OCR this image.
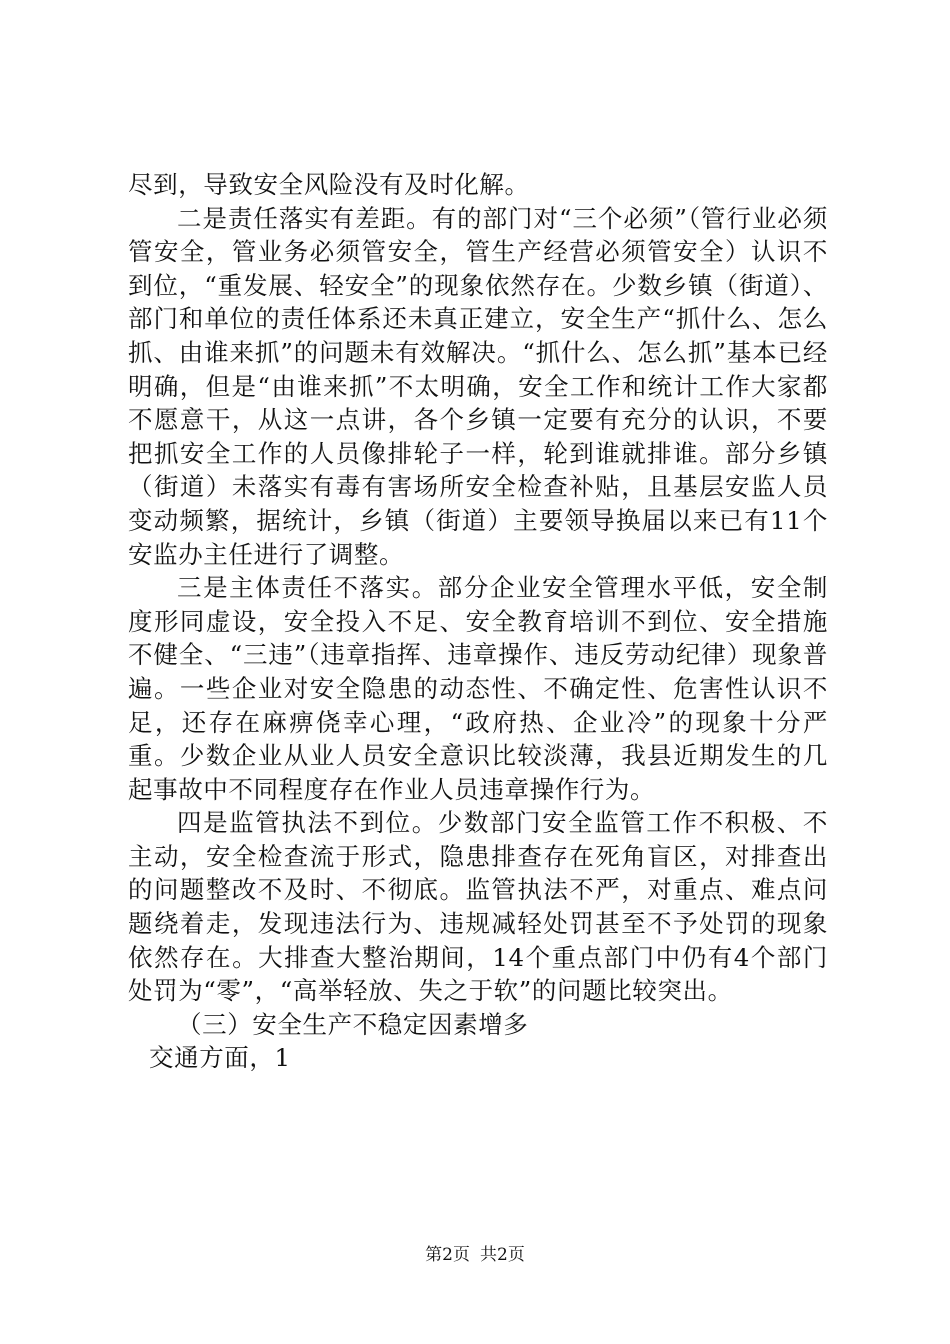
尽到，导致安全风险没有及时化解。

二是责任落实有差距。有的部门对“三个必须”（管行业必须管安全，管业务必须管安全，管生产经营必须管安全）认识不到位，“重发展、轻安全”的现象依然存在。少数乡镇（街道）、部门和单位的责任体系还未真正建立，安全生产“抓什么、怎么抓、由谁来抓”的问题未有效解决。“抓什么、怎么抓”基本已经明确，但是“由谁来抓”不太明确，安全工作和统计工作大家都不愿意干，从这一点讲，各个乡镇一定要有充分的认识，不要把抓安全工作的人员像排轮子一样，轮到谁就排谁。部分乡镇（街道）未落实有毒有害场所安全检查补贴，且基层安监人员变动频繁，据统计，乡镇（街道）主要领导换届以来已有11个安监办主任进行了调整。

三是主体责任不落实。部分企业安全管理水平低，安全制度形同虚设，安全投入不足、安全教育培训不到位、安全措施不健全、“三违”（违章指挥、违章操作、违反劳动纪律）现象普遍。一些企业对安全隐患的动态性、不确定性、危害性认识不足，还存在麻痹侥幸心理，“政府热、企业冷”的现象十分严重。少数企业从业人员安全意识比较淡薄，我县近期发生的几起事故中不同程度存在作业人员违章操作行为。

四是监管执法不到位。少数部门安全监管工作不积极、不主动，安全检查流于形式，隐患排查存在死角盲区，对排查出的问题整改不及时、不彻底。监管执法不严，对重点、难点问题绕着走，发现违法行为、违规减轻处罚甚至不予处罚的现象依然存在。大排查大整治期间，14个重点部门中仍有4个部门处罚为“零”，“高举轻放、失之于软”的问题比较突出。

（三）安全生产不稳定因素增多

交通方面，1

第2页 共2页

## AIM
Transcribe the material as is, with images omitted.

## SOLUTION TO THE EXERCISE
OCR this image.
尽到，导致安全风险没有及时化解。

二是责任落实有差距。有的部门对“三个必须”（管行业必须管安全，管业务必须管安全，管生产经营必须管安全）认识不到位，“重发展、轻安全”的现象依然存在。少数乡镇（街道）、部门和单位的责任体系还未真正建立，安全生产“抓什么、怎么抓、由谁来抓”的问题未有效解决。“抓什么、怎么抓”基本已经明确，但是“由谁来抓”不太明确，安全工作和统计工作大家都不愿意干，从这一点讲，各个乡镇一定要有充分的认识，不要把抓安全工作的人员像排轮子一样，轮到谁就排谁。部分乡镇（街道）未落实有毒有害场所安全检查补贴，且基层安监人员变动频繁，据统计，乡镇（街道）主要领导换届以来已有11个安监办主任进行了调整。

三是主体责任不落实。部分企业安全管理水平低，安全制度形同虚设，安全投入不足、安全教育培训不到位、安全措施不健全、“三违”（违章指挥、违章操作、违反劳动纪律）现象普遍。一些企业对安全隐患的动态性、不确定性、危害性认识不足，还存在麻痹侥幸心理，“政府热、企业冷”的现象十分严重。少数企业从业人员安全意识比较淡薄，我县近期发生的几起事故中不同程度存在作业人员违章操作行为。

四是监管执法不到位。少数部门安全监管工作不积极、不主动，安全检查流于形式，隐患排查存在死角盲区，对排查出的问题整改不及时、不彻底。监管执法不严，对重点、难点问题绕着走，发现违法行为、违规减轻处罚甚至不予处罚的现象依然存在。大排查大整治期间，14个重点部门中仍有4个部门处罚为“零”，“高举轻放、失之于软”的问题比较突出。

（三）安全生产不稳定因素增多

交通方面，1

第2页 共2页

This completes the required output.